Transcribe all the entries word for word, skipping the pictures.
########################################
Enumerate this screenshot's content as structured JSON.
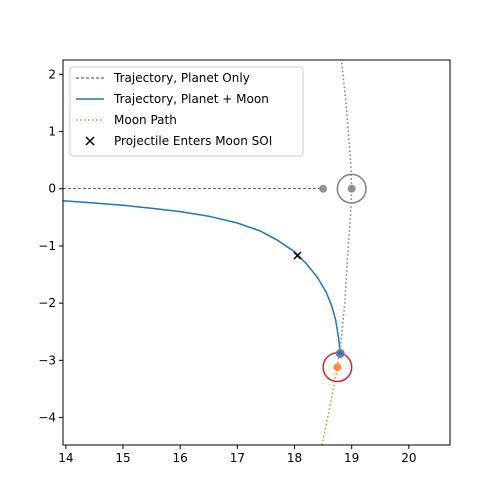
{
  "chart_data": {
    "type": "line",
    "title": "",
    "xlabel": "",
    "ylabel": "",
    "xlim": [
      13.95,
      20.72
    ],
    "ylim": [
      -4.48,
      2.25
    ],
    "xticks": [
      14,
      15,
      16,
      17,
      18,
      19,
      20
    ],
    "yticks": [
      2,
      1,
      0,
      -1,
      -2,
      -3,
      -4
    ],
    "grid": false,
    "legend_position": "upper-left",
    "legend": [
      {
        "label": "Trajectory, Planet Only",
        "style": "dashed",
        "color": "#000000"
      },
      {
        "label": "Trajectory, Planet + Moon",
        "style": "solid",
        "color": "#1f77b4"
      },
      {
        "label": "Moon Path",
        "style": "dotted",
        "color": "#ff7f0e"
      },
      {
        "label": "Projectile Enters Moon SOI",
        "style": "x-marker",
        "color": "#000000"
      }
    ],
    "series": [
      {
        "name": "Trajectory, Planet Only",
        "style": "dashed",
        "color": "#000000",
        "x": [
          13.95,
          18.5
        ],
        "y": [
          0,
          0
        ]
      },
      {
        "name": "Trajectory, Planet + Moon",
        "style": "solid",
        "color": "#1f77b4",
        "x": [
          13.95,
          14.5,
          15.0,
          15.5,
          16.0,
          16.5,
          17.0,
          17.4,
          17.7,
          18.0,
          18.2,
          18.4,
          18.55,
          18.65,
          18.72,
          18.77,
          18.8
        ],
        "y": [
          -0.21,
          -0.25,
          -0.29,
          -0.34,
          -0.4,
          -0.48,
          -0.6,
          -0.74,
          -0.9,
          -1.1,
          -1.3,
          -1.55,
          -1.8,
          -2.05,
          -2.3,
          -2.6,
          -2.88
        ]
      },
      {
        "name": "Moon Path (past)",
        "style": "dotted",
        "color": "#ff7f0e",
        "x": [
          18.48,
          18.58,
          18.68,
          18.75
        ],
        "y": [
          -4.48,
          -4.0,
          -3.5,
          -3.12
        ]
      },
      {
        "name": "Moon Path (future)",
        "style": "dotted",
        "color": "#808080",
        "x": [
          18.75,
          18.82,
          18.88,
          18.94,
          18.98,
          19.0,
          18.98,
          18.9,
          18.82
        ],
        "y": [
          -3.12,
          -2.6,
          -2.0,
          -1.0,
          -0.5,
          0.0,
          0.5,
          1.5,
          2.25
        ]
      }
    ],
    "soi_marker": {
      "x": 18.05,
      "y": -1.17,
      "label": "Projectile Enters Moon SOI"
    },
    "points": [
      {
        "name": "planet-only-end",
        "x": 18.5,
        "y": 0.0,
        "color": "#808080",
        "size": "small"
      },
      {
        "name": "ghost-moon",
        "x": 19.0,
        "y": 0.0,
        "color": "#808080",
        "size": "small"
      },
      {
        "name": "projectile",
        "x": 18.8,
        "y": -2.88,
        "color": "#1f77b4",
        "size": "small",
        "edge": "#808080"
      },
      {
        "name": "moon",
        "x": 18.75,
        "y": -3.12,
        "color": "#ff7f0e",
        "size": "small"
      }
    ],
    "circles": [
      {
        "name": "ghost-soi",
        "x": 19.0,
        "y": 0.0,
        "r": 0.25,
        "color": "#808080"
      },
      {
        "name": "moon-soi",
        "x": 18.75,
        "y": -3.12,
        "r": 0.25,
        "color": "#d62728"
      }
    ]
  }
}
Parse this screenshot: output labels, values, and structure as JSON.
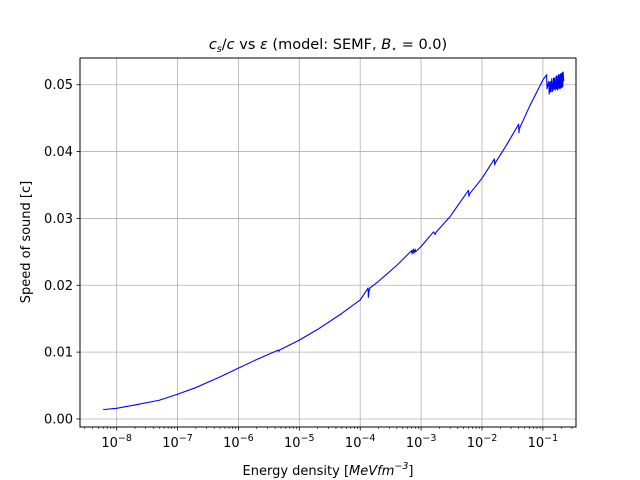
{
  "chart_data": {
    "type": "line",
    "title": {
      "prefix_italic_1": "c",
      "prefix_sub": "s",
      "prefix_mid": "/",
      "prefix_italic_2": "c",
      "vs": " vs ",
      "eps": "ε",
      "model_text": " (model: SEMF, ",
      "b_sym": "B",
      "b_sub": "⋆",
      "b_value": " = 0.0)"
    },
    "xlabel": {
      "text": "Energy density [",
      "unit_italic": "MeVfm",
      "unit_sup": "−3",
      "close": "]"
    },
    "ylabel": "Speed of sound [c]",
    "xscale": "log",
    "xlim": [
      2.5e-09,
      0.35
    ],
    "ylim": [
      -0.0012,
      0.054
    ],
    "grid": true,
    "line_color": "#0000ff",
    "x_ticks": [
      {
        "value": 1e-08,
        "base": "10",
        "exp": "−8"
      },
      {
        "value": 1e-07,
        "base": "10",
        "exp": "−7"
      },
      {
        "value": 1e-06,
        "base": "10",
        "exp": "−6"
      },
      {
        "value": 1e-05,
        "base": "10",
        "exp": "−5"
      },
      {
        "value": 0.0001,
        "base": "10",
        "exp": "−4"
      },
      {
        "value": 0.001,
        "base": "10",
        "exp": "−3"
      },
      {
        "value": 0.01,
        "base": "10",
        "exp": "−2"
      },
      {
        "value": 0.1,
        "base": "10",
        "exp": "−1"
      }
    ],
    "y_ticks": [
      {
        "value": 0.0,
        "label": "0.00"
      },
      {
        "value": 0.01,
        "label": "0.01"
      },
      {
        "value": 0.02,
        "label": "0.02"
      },
      {
        "value": 0.03,
        "label": "0.03"
      },
      {
        "value": 0.04,
        "label": "0.04"
      },
      {
        "value": 0.05,
        "label": "0.05"
      }
    ],
    "series": [
      {
        "x": [
          6e-09,
          1e-08,
          2e-08,
          5e-08,
          1e-07,
          2e-07,
          5e-07,
          1e-06,
          2e-06,
          4.5e-06,
          4.6e-06,
          4.7e-06,
          1e-05,
          2e-05,
          5e-05,
          0.0001,
          0.000135,
          0.000136,
          0.00014,
          0.000145,
          0.0002,
          0.0004,
          0.0007,
          0.00071,
          0.00075,
          0.00076,
          0.0008,
          0.00081,
          0.001,
          0.0016,
          0.0017,
          0.00175,
          0.003,
          0.006,
          0.0061,
          0.0063,
          0.01,
          0.016,
          0.0162,
          0.0165,
          0.025,
          0.04,
          0.0405,
          0.041,
          0.06,
          0.1,
          0.115,
          0.117,
          0.125,
          0.127,
          0.13,
          0.132,
          0.135,
          0.137,
          0.14,
          0.145,
          0.15,
          0.152,
          0.155,
          0.16,
          0.165,
          0.167,
          0.17,
          0.175,
          0.18,
          0.182,
          0.185,
          0.19,
          0.195,
          0.197,
          0.2,
          0.205,
          0.21,
          0.212,
          0.215,
          0.22
        ],
        "y": [
          0.0014,
          0.0016,
          0.0021,
          0.0028,
          0.0037,
          0.0047,
          0.0063,
          0.0076,
          0.0089,
          0.0103,
          0.0101,
          0.0103,
          0.0118,
          0.0134,
          0.0158,
          0.0178,
          0.0196,
          0.0182,
          0.0192,
          0.0196,
          0.0206,
          0.023,
          0.0252,
          0.0247,
          0.0254,
          0.0248,
          0.0254,
          0.025,
          0.0258,
          0.028,
          0.0276,
          0.0279,
          0.0303,
          0.0342,
          0.0333,
          0.0337,
          0.036,
          0.0389,
          0.038,
          0.0383,
          0.0409,
          0.0441,
          0.0428,
          0.0434,
          0.0467,
          0.0507,
          0.0515,
          0.0494,
          0.0505,
          0.0486,
          0.0503,
          0.0489,
          0.0505,
          0.049,
          0.0509,
          0.049,
          0.051,
          0.0493,
          0.051,
          0.0492,
          0.0513,
          0.0494,
          0.0513,
          0.0492,
          0.0515,
          0.0495,
          0.0515,
          0.0494,
          0.0516,
          0.0495,
          0.0517,
          0.0496,
          0.0518,
          0.0497,
          0.0519,
          0.0505
        ]
      }
    ]
  }
}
########################################
» **Response**
Enumerate this screenshot's content as structured JSON.
{
  "chart_data": {
    "type": "line",
    "title": "",
    "xlabel": "",
    "ylabel": "",
    "xlim": [
      13.95,
      20.72
    ],
    "ylim": [
      -4.48,
      2.25
    ],
    "xticks": [
      14,
      15,
      16,
      17,
      18,
      19,
      20
    ],
    "yticks": [
      2,
      1,
      0,
      -1,
      -2,
      -3,
      -4
    ],
    "grid": false,
    "legend_position": "upper-left",
    "legend": [
      {
        "label": "Trajectory, Planet Only",
        "style": "dashed",
        "color": "#000000"
      },
      {
        "label": "Trajectory, Planet + Moon",
        "style": "solid",
        "color": "#1f77b4"
      },
      {
        "label": "Moon Path",
        "style": "dotted",
        "color": "#ff7f0e"
      },
      {
        "label": "Projectile Enters Moon SOI",
        "style": "x-marker",
        "color": "#000000"
      }
    ],
    "series": [
      {
        "name": "Trajectory, Planet Only",
        "style": "dashed",
        "color": "#000000",
        "x": [
          13.95,
          18.5
        ],
        "y": [
          0,
          0
        ]
      },
      {
        "name": "Trajectory, Planet + Moon",
        "style": "solid",
        "color": "#1f77b4",
        "x": [
          13.95,
          14.5,
          15.0,
          15.5,
          16.0,
          16.5,
          17.0,
          17.4,
          17.7,
          18.0,
          18.2,
          18.4,
          18.55,
          18.65,
          18.72,
          18.77,
          18.8
        ],
        "y": [
          -0.21,
          -0.25,
          -0.29,
          -0.34,
          -0.4,
          -0.48,
          -0.6,
          -0.74,
          -0.9,
          -1.1,
          -1.3,
          -1.55,
          -1.8,
          -2.05,
          -2.3,
          -2.6,
          -2.88
        ]
      },
      {
        "name": "Moon Path (past)",
        "style": "dotted",
        "color": "#ff7f0e",
        "x": [
          18.48,
          18.58,
          18.68,
          18.75
        ],
        "y": [
          -4.48,
          -4.0,
          -3.5,
          -3.12
        ]
      },
      {
        "name": "Moon Path (future)",
        "style": "dotted",
        "color": "#808080",
        "x": [
          18.75,
          18.82,
          18.88,
          18.94,
          18.98,
          19.0,
          18.98,
          18.9,
          18.82
        ],
        "y": [
          -3.12,
          -2.6,
          -2.0,
          -1.0,
          -0.5,
          0.0,
          0.5,
          1.5,
          2.25
        ]
      }
    ],
    "soi_marker": {
      "x": 18.05,
      "y": -1.17,
      "label": "Projectile Enters Moon SOI"
    },
    "points": [
      {
        "name": "planet-only-end",
        "x": 18.5,
        "y": 0.0,
        "color": "#808080",
        "size": "small"
      },
      {
        "name": "ghost-moon",
        "x": 19.0,
        "y": 0.0,
        "color": "#808080",
        "size": "small"
      },
      {
        "name": "projectile",
        "x": 18.8,
        "y": -2.88,
        "color": "#1f77b4",
        "size": "small",
        "edge": "#808080"
      },
      {
        "name": "moon",
        "x": 18.75,
        "y": -3.12,
        "color": "#ff7f0e",
        "size": "small"
      }
    ],
    "circles": [
      {
        "name": "ghost-soi",
        "x": 19.0,
        "y": 0.0,
        "r": 0.25,
        "color": "#808080"
      },
      {
        "name": "moon-soi",
        "x": 18.75,
        "y": -3.12,
        "r": 0.25,
        "color": "#d62728"
      }
    ]
  }
}
Parse this screenshot: output labels, values, and structure as JSON.
{
  "chart_data": {
    "type": "line",
    "title": {
      "prefix_italic_1": "c",
      "prefix_sub": "s",
      "prefix_mid": "/",
      "prefix_italic_2": "c",
      "vs": " vs ",
      "eps": "ε",
      "model_text": " (model: SEMF, ",
      "b_sym": "B",
      "b_sub": "⋆",
      "b_value": " = 0.0)"
    },
    "xlabel": {
      "text": "Energy density [",
      "unit_italic": "MeVfm",
      "unit_sup": "−3",
      "close": "]"
    },
    "ylabel": "Speed of sound [c]",
    "xscale": "log",
    "xlim": [
      2.5e-09,
      0.35
    ],
    "ylim": [
      -0.0012,
      0.054
    ],
    "grid": true,
    "line_color": "#0000ff",
    "x_ticks": [
      {
        "value": 1e-08,
        "base": "10",
        "exp": "−8"
      },
      {
        "value": 1e-07,
        "base": "10",
        "exp": "−7"
      },
      {
        "value": 1e-06,
        "base": "10",
        "exp": "−6"
      },
      {
        "value": 1e-05,
        "base": "10",
        "exp": "−5"
      },
      {
        "value": 0.0001,
        "base": "10",
        "exp": "−4"
      },
      {
        "value": 0.001,
        "base": "10",
        "exp": "−3"
      },
      {
        "value": 0.01,
        "base": "10",
        "exp": "−2"
      },
      {
        "value": 0.1,
        "base": "10",
        "exp": "−1"
      }
    ],
    "y_ticks": [
      {
        "value": 0.0,
        "label": "0.00"
      },
      {
        "value": 0.01,
        "label": "0.01"
      },
      {
        "value": 0.02,
        "label": "0.02"
      },
      {
        "value": 0.03,
        "label": "0.03"
      },
      {
        "value": 0.04,
        "label": "0.04"
      },
      {
        "value": 0.05,
        "label": "0.05"
      }
    ],
    "series": [
      {
        "x": [
          6e-09,
          1e-08,
          2e-08,
          5e-08,
          1e-07,
          2e-07,
          5e-07,
          1e-06,
          2e-06,
          4.5e-06,
          4.6e-06,
          4.7e-06,
          1e-05,
          2e-05,
          5e-05,
          0.0001,
          0.000135,
          0.000136,
          0.00014,
          0.000145,
          0.0002,
          0.0004,
          0.0007,
          0.00071,
          0.00075,
          0.00076,
          0.0008,
          0.00081,
          0.001,
          0.0016,
          0.0017,
          0.00175,
          0.003,
          0.006,
          0.0061,
          0.0063,
          0.01,
          0.016,
          0.0162,
          0.0165,
          0.025,
          0.04,
          0.0405,
          0.041,
          0.06,
          0.1,
          0.115,
          0.117,
          0.125,
          0.127,
          0.13,
          0.132,
          0.135,
          0.137,
          0.14,
          0.145,
          0.15,
          0.152,
          0.155,
          0.16,
          0.165,
          0.167,
          0.17,
          0.175,
          0.18,
          0.182,
          0.185,
          0.19,
          0.195,
          0.197,
          0.2,
          0.205,
          0.21,
          0.212,
          0.215,
          0.22
        ],
        "y": [
          0.0014,
          0.0016,
          0.0021,
          0.0028,
          0.0037,
          0.0047,
          0.0063,
          0.0076,
          0.0089,
          0.0103,
          0.0101,
          0.0103,
          0.0118,
          0.0134,
          0.0158,
          0.0178,
          0.0196,
          0.0182,
          0.0192,
          0.0196,
          0.0206,
          0.023,
          0.0252,
          0.0247,
          0.0254,
          0.0248,
          0.0254,
          0.025,
          0.0258,
          0.028,
          0.0276,
          0.0279,
          0.0303,
          0.0342,
          0.0333,
          0.0337,
          0.036,
          0.0389,
          0.038,
          0.0383,
          0.0409,
          0.0441,
          0.0428,
          0.0434,
          0.0467,
          0.0507,
          0.0515,
          0.0494,
          0.0505,
          0.0486,
          0.0503,
          0.0489,
          0.0505,
          0.049,
          0.0509,
          0.049,
          0.051,
          0.0493,
          0.051,
          0.0492,
          0.0513,
          0.0494,
          0.0513,
          0.0492,
          0.0515,
          0.0495,
          0.0515,
          0.0494,
          0.0516,
          0.0495,
          0.0517,
          0.0496,
          0.0518,
          0.0497,
          0.0519,
          0.0505
        ]
      }
    ]
  }
}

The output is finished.